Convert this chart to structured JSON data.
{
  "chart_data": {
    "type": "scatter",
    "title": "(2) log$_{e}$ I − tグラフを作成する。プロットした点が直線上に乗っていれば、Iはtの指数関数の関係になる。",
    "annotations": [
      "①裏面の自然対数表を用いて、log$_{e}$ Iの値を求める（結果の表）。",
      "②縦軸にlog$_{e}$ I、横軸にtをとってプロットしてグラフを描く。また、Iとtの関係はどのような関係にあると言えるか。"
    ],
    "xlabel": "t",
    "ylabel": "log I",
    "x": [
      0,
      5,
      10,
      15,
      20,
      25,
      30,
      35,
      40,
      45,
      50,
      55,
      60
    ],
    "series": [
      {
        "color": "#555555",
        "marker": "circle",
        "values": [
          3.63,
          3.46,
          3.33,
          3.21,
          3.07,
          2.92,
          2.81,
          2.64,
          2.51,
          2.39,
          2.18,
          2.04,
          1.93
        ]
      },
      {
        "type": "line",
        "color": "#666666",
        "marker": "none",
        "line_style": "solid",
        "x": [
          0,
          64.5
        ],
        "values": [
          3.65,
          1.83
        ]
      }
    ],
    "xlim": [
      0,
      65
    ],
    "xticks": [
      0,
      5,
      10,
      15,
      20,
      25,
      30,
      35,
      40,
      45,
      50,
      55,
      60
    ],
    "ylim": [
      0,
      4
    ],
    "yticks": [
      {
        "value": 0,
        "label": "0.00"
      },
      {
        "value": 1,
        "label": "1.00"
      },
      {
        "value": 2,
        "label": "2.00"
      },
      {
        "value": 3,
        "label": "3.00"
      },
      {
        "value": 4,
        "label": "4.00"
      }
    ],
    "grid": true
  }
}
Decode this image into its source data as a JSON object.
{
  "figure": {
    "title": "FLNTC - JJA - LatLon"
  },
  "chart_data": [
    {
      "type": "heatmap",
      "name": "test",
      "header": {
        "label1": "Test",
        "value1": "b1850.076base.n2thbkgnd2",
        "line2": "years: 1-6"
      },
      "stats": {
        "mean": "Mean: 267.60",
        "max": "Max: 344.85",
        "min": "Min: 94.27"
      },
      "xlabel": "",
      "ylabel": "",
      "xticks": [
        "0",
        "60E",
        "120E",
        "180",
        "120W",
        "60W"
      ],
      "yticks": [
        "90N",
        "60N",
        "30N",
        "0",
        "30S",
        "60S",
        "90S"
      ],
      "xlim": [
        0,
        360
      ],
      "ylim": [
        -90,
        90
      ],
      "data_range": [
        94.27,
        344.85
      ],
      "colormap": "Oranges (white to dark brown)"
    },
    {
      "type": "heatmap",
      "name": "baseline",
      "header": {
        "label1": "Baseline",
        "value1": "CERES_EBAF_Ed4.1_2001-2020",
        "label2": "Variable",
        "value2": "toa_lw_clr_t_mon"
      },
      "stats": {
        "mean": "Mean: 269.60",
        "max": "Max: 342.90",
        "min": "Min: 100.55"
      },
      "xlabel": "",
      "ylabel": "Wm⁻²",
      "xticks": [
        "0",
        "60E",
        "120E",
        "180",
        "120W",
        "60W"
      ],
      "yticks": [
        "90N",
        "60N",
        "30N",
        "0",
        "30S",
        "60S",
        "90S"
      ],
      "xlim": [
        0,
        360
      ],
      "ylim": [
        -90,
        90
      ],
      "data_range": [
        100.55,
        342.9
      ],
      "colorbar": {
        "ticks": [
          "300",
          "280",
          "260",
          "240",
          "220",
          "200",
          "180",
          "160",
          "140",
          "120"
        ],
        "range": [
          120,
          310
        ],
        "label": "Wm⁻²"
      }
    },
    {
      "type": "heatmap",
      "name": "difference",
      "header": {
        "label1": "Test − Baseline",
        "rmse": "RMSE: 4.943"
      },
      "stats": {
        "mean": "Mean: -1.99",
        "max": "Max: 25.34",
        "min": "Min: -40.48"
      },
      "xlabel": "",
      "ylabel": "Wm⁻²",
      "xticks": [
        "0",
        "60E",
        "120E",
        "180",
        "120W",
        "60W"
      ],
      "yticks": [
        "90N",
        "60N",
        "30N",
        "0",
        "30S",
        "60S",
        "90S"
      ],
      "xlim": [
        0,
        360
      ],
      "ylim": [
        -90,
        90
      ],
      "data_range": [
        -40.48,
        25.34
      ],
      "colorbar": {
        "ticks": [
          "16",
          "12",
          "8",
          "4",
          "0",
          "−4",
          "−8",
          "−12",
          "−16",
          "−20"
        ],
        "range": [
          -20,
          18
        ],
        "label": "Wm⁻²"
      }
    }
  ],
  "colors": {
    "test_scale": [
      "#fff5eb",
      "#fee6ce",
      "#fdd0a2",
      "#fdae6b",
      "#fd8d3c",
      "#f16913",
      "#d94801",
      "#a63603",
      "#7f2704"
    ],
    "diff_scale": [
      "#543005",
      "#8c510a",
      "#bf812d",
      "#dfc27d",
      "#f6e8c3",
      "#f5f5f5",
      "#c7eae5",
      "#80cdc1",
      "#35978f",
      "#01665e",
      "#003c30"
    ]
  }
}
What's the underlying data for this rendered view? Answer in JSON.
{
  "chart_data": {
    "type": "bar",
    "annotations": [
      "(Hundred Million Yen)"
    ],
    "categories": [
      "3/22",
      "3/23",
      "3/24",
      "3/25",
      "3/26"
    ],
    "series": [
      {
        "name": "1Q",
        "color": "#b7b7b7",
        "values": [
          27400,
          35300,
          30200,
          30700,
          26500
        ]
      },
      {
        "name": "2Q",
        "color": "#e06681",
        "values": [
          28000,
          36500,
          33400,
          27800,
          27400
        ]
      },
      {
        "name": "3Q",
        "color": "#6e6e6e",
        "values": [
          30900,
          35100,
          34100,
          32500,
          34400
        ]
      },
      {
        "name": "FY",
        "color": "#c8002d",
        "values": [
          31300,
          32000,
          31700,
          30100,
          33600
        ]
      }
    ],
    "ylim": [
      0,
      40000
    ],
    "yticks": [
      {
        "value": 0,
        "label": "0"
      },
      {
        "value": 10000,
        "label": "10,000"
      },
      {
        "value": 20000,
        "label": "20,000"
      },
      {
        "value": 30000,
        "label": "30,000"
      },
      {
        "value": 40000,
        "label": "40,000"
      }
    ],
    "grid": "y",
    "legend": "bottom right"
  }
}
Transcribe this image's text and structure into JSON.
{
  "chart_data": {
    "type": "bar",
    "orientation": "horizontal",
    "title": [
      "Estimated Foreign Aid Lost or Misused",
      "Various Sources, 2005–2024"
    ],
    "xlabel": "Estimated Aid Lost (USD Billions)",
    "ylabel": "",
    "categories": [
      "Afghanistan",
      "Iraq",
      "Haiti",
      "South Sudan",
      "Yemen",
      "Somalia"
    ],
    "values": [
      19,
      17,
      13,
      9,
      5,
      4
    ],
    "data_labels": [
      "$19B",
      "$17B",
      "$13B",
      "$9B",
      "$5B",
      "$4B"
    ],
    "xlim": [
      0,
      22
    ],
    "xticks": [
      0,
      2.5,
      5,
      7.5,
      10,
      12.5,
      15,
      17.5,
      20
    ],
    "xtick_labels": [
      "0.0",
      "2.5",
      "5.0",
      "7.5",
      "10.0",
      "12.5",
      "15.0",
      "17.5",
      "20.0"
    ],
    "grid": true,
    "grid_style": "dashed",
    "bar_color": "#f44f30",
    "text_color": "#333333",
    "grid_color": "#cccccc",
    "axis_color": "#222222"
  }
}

══════════

▶ What needs to be done: Select and copy every line from the records that includes the word "image".

▶ Solution for this problem:
Decode this image into its source data as a JSON object.
Transcribe this image's text and structure into JSON.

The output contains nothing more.